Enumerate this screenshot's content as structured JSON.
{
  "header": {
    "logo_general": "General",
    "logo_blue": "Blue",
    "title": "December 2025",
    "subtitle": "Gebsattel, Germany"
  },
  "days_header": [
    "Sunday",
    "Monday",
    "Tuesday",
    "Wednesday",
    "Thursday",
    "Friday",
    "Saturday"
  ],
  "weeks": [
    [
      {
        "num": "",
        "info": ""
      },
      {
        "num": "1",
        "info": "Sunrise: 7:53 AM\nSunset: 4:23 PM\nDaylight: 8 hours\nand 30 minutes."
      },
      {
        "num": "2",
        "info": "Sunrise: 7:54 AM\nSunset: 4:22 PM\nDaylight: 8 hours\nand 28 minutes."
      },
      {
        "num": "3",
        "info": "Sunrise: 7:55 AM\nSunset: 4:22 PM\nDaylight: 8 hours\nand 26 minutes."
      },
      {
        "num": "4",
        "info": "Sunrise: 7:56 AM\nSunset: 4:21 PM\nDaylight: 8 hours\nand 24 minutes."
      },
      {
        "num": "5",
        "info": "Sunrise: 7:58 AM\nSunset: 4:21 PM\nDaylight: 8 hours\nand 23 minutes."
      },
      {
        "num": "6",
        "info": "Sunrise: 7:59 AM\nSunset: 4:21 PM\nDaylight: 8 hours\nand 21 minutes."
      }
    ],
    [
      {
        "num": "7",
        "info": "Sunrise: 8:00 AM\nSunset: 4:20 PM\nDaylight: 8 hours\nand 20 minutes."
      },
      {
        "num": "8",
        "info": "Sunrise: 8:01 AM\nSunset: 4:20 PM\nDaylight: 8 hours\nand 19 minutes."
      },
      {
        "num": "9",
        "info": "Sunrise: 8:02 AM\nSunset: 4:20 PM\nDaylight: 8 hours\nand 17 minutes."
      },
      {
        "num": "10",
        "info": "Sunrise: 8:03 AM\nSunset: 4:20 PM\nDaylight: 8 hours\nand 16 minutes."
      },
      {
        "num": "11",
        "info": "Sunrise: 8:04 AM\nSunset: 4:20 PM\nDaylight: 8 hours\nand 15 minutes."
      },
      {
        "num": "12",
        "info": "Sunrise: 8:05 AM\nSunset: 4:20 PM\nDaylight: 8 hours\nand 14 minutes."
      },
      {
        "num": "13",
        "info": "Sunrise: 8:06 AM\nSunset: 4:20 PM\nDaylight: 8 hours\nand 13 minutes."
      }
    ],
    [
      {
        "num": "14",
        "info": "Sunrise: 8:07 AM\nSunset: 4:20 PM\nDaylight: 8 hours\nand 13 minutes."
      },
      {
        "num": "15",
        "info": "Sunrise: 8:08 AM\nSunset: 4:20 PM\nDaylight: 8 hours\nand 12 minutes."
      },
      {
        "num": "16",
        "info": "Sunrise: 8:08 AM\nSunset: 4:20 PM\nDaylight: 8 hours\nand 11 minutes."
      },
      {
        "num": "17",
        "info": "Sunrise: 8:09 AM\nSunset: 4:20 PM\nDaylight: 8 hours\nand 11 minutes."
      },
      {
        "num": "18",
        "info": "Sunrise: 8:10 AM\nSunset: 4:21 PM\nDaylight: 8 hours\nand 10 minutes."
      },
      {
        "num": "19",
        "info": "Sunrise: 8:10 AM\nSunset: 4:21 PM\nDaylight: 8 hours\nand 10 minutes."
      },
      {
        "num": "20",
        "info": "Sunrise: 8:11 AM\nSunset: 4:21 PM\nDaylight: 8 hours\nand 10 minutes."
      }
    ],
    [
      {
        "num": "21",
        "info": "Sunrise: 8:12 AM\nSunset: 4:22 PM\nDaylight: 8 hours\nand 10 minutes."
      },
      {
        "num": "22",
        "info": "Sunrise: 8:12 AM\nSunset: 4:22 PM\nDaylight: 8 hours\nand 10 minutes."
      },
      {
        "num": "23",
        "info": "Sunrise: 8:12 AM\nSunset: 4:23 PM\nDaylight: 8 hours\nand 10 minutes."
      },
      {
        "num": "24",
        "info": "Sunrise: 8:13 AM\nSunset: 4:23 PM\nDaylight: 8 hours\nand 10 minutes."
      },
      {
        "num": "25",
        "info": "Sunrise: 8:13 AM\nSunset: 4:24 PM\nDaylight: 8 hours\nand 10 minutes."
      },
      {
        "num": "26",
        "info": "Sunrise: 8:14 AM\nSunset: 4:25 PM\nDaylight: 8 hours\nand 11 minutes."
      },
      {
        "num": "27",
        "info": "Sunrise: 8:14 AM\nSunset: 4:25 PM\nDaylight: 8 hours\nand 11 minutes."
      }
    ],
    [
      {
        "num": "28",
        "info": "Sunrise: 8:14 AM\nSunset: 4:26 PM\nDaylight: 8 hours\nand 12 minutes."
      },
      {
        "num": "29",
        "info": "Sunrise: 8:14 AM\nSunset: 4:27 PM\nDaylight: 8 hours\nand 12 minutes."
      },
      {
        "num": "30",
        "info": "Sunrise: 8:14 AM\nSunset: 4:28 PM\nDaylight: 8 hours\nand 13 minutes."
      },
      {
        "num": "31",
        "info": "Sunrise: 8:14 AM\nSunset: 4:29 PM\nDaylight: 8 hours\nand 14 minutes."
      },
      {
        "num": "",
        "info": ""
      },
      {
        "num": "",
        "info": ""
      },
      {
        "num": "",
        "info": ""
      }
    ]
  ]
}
# # #
* **EXERCISE BRIEF**
Repeat all of the records above exactly as written.

* **WRITTEN ANSWER**
Enumerate this screenshot's content as structured JSON.
{
  "header": {
    "logo_general": "General",
    "logo_blue": "Blue",
    "title": "December 2025",
    "subtitle": "Gebsattel, Germany"
  },
  "days_header": [
    "Sunday",
    "Monday",
    "Tuesday",
    "Wednesday",
    "Thursday",
    "Friday",
    "Saturday"
  ],
  "weeks": [
    [
      {
        "num": "",
        "info": ""
      },
      {
        "num": "1",
        "info": "Sunrise: 7:53 AM\nSunset: 4:23 PM\nDaylight: 8 hours\nand 30 minutes."
      },
      {
        "num": "2",
        "info": "Sunrise: 7:54 AM\nSunset: 4:22 PM\nDaylight: 8 hours\nand 28 minutes."
      },
      {
        "num": "3",
        "info": "Sunrise: 7:55 AM\nSunset: 4:22 PM\nDaylight: 8 hours\nand 26 minutes."
      },
      {
        "num": "4",
        "info": "Sunrise: 7:56 AM\nSunset: 4:21 PM\nDaylight: 8 hours\nand 24 minutes."
      },
      {
        "num": "5",
        "info": "Sunrise: 7:58 AM\nSunset: 4:21 PM\nDaylight: 8 hours\nand 23 minutes."
      },
      {
        "num": "6",
        "info": "Sunrise: 7:59 AM\nSunset: 4:21 PM\nDaylight: 8 hours\nand 21 minutes."
      }
    ],
    [
      {
        "num": "7",
        "info": "Sunrise: 8:00 AM\nSunset: 4:20 PM\nDaylight: 8 hours\nand 20 minutes."
      },
      {
        "num": "8",
        "info": "Sunrise: 8:01 AM\nSunset: 4:20 PM\nDaylight: 8 hours\nand 19 minutes."
      },
      {
        "num": "9",
        "info": "Sunrise: 8:02 AM\nSunset: 4:20 PM\nDaylight: 8 hours\nand 17 minutes."
      },
      {
        "num": "10",
        "info": "Sunrise: 8:03 AM\nSunset: 4:20 PM\nDaylight: 8 hours\nand 16 minutes."
      },
      {
        "num": "11",
        "info": "Sunrise: 8:04 AM\nSunset: 4:20 PM\nDaylight: 8 hours\nand 15 minutes."
      },
      {
        "num": "12",
        "info": "Sunrise: 8:05 AM\nSunset: 4:20 PM\nDaylight: 8 hours\nand 14 minutes."
      },
      {
        "num": "13",
        "info": "Sunrise: 8:06 AM\nSunset: 4:20 PM\nDaylight: 8 hours\nand 13 minutes."
      }
    ],
    [
      {
        "num": "14",
        "info": "Sunrise: 8:07 AM\nSunset: 4:20 PM\nDaylight: 8 hours\nand 13 minutes."
      },
      {
        "num": "15",
        "info": "Sunrise: 8:08 AM\nSunset: 4:20 PM\nDaylight: 8 hours\nand 12 minutes."
      },
      {
        "num": "16",
        "info": "Sunrise: 8:08 AM\nSunset: 4:20 PM\nDaylight: 8 hours\nand 11 minutes."
      },
      {
        "num": "17",
        "info": "Sunrise: 8:09 AM\nSunset: 4:20 PM\nDaylight: 8 hours\nand 11 minutes."
      },
      {
        "num": "18",
        "info": "Sunrise: 8:10 AM\nSunset: 4:21 PM\nDaylight: 8 hours\nand 10 minutes."
      },
      {
        "num": "19",
        "info": "Sunrise: 8:10 AM\nSunset: 4:21 PM\nDaylight: 8 hours\nand 10 minutes."
      },
      {
        "num": "20",
        "info": "Sunrise: 8:11 AM\nSunset: 4:21 PM\nDaylight: 8 hours\nand 10 minutes."
      }
    ],
    [
      {
        "num": "21",
        "info": "Sunrise: 8:12 AM\nSunset: 4:22 PM\nDaylight: 8 hours\nand 10 minutes."
      },
      {
        "num": "22",
        "info": "Sunrise: 8:12 AM\nSunset: 4:22 PM\nDaylight: 8 hours\nand 10 minutes."
      },
      {
        "num": "23",
        "info": "Sunrise: 8:12 AM\nSunset: 4:23 PM\nDaylight: 8 hours\nand 10 minutes."
      },
      {
        "num": "24",
        "info": "Sunrise: 8:13 AM\nSunset: 4:23 PM\nDaylight: 8 hours\nand 10 minutes."
      },
      {
        "num": "25",
        "info": "Sunrise: 8:13 AM\nSunset: 4:24 PM\nDaylight: 8 hours\nand 10 minutes."
      },
      {
        "num": "26",
        "info": "Sunrise: 8:14 AM\nSunset: 4:25 PM\nDaylight: 8 hours\nand 11 minutes."
      },
      {
        "num": "27",
        "info": "Sunrise: 8:14 AM\nSunset: 4:25 PM\nDaylight: 8 hours\nand 11 minutes."
      }
    ],
    [
      {
        "num": "28",
        "info": "Sunrise: 8:14 AM\nSunset: 4:26 PM\nDaylight: 8 hours\nand 12 minutes."
      },
      {
        "num": "29",
        "info": "Sunrise: 8:14 AM\nSunset: 4:27 PM\nDaylight: 8 hours\nand 12 minutes."
      },
      {
        "num": "30",
        "info": "Sunrise: 8:14 AM\nSunset: 4:28 PM\nDaylight: 8 hours\nand 13 minutes."
      },
      {
        "num": "31",
        "info": "Sunrise: 8:14 AM\nSunset: 4:29 PM\nDaylight: 8 hours\nand 14 minutes."
      },
      {
        "num": "",
        "info": ""
      },
      {
        "num": "",
        "info": ""
      },
      {
        "num": "",
        "info": ""
      }
    ]
  ]
}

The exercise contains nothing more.